Stored data entries:
====

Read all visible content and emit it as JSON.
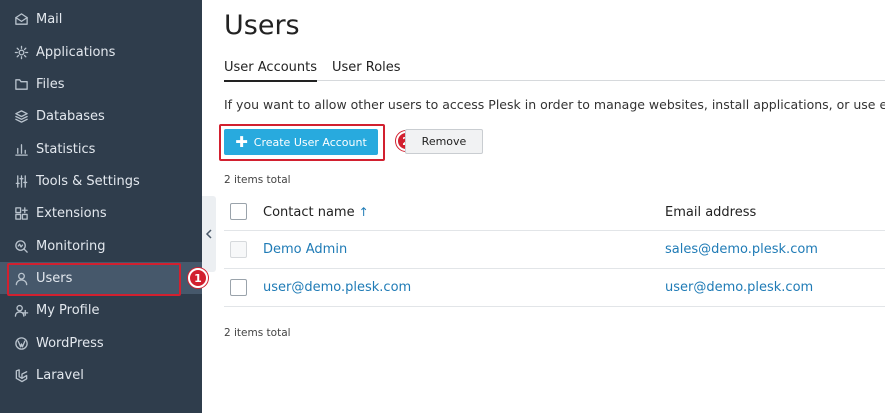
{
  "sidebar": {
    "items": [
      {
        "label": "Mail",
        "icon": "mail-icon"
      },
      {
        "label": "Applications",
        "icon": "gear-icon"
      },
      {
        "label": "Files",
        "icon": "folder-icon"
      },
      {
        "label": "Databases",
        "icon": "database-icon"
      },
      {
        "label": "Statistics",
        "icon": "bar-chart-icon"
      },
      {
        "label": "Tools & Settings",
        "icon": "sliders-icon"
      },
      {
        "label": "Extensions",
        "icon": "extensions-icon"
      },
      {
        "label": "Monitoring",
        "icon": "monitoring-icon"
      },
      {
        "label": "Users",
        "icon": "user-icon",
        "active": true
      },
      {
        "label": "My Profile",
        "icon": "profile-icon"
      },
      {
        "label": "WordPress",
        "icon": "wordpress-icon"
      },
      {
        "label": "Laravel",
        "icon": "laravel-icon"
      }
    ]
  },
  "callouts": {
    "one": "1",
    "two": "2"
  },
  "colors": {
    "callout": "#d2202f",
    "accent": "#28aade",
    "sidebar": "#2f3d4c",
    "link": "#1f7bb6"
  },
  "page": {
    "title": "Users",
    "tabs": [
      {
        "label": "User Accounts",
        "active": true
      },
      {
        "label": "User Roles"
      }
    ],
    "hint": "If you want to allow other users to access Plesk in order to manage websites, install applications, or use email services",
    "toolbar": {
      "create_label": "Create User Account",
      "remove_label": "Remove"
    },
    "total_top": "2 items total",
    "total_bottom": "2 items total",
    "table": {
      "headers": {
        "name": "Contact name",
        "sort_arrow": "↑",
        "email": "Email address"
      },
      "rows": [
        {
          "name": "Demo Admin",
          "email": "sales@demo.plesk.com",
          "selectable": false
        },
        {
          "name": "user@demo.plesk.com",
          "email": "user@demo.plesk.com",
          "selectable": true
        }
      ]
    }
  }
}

====

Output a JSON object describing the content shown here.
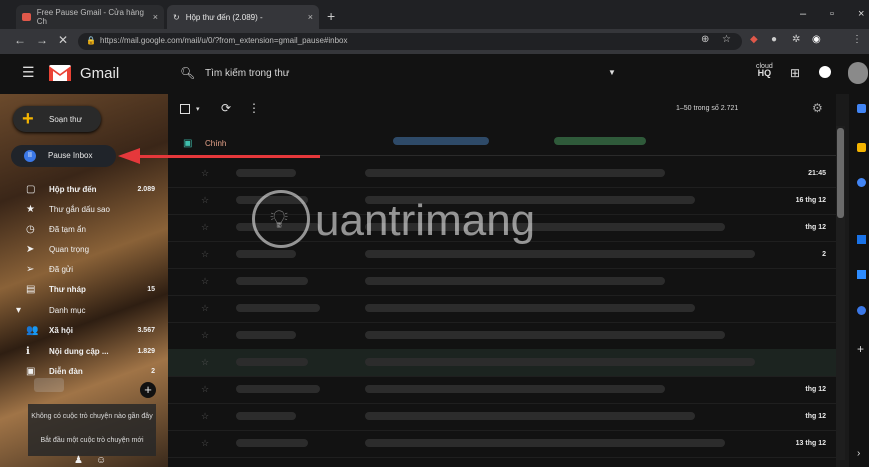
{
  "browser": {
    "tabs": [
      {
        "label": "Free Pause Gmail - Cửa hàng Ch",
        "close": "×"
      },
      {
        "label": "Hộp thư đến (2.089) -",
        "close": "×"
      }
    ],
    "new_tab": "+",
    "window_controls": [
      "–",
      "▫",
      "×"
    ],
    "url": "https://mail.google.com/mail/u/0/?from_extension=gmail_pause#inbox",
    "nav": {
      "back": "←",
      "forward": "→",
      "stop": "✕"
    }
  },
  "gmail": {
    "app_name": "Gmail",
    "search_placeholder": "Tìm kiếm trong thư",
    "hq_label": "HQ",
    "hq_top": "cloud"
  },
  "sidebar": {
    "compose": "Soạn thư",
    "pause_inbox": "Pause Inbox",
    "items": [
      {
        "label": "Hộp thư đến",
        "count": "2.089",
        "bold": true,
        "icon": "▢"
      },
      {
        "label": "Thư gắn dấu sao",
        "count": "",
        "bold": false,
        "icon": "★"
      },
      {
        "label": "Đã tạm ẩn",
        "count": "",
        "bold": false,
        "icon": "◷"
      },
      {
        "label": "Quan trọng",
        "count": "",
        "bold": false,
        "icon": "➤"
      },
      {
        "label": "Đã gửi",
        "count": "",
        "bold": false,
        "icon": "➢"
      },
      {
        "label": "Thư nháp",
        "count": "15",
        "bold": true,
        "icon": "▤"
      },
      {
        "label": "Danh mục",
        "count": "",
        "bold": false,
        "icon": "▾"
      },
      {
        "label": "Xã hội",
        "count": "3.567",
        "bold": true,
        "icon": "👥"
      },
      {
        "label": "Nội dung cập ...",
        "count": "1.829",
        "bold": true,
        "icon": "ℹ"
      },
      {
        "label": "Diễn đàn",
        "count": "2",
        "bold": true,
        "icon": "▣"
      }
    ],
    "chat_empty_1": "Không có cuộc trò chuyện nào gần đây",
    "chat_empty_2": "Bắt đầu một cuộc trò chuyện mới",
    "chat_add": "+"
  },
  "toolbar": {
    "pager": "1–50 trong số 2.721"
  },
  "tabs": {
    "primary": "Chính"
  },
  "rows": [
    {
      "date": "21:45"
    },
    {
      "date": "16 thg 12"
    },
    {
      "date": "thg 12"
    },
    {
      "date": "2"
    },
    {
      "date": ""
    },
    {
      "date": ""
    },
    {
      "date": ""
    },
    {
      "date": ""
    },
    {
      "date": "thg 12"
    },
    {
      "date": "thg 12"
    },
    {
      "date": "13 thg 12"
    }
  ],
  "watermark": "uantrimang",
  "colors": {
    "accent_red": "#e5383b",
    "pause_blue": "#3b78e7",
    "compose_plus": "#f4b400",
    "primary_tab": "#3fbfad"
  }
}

====

EXERCISE GOAL:
Search the data for the string "email". List each line that has it.

OUTPUT FOR THIS TASK:
    "hint": "If you want to allow other users to access Plesk in order to manage websites, install applications, or use email services",
        "email": "Email address"
          "email": "sales@demo.plesk.com",
          "email": "user@demo.plesk.com",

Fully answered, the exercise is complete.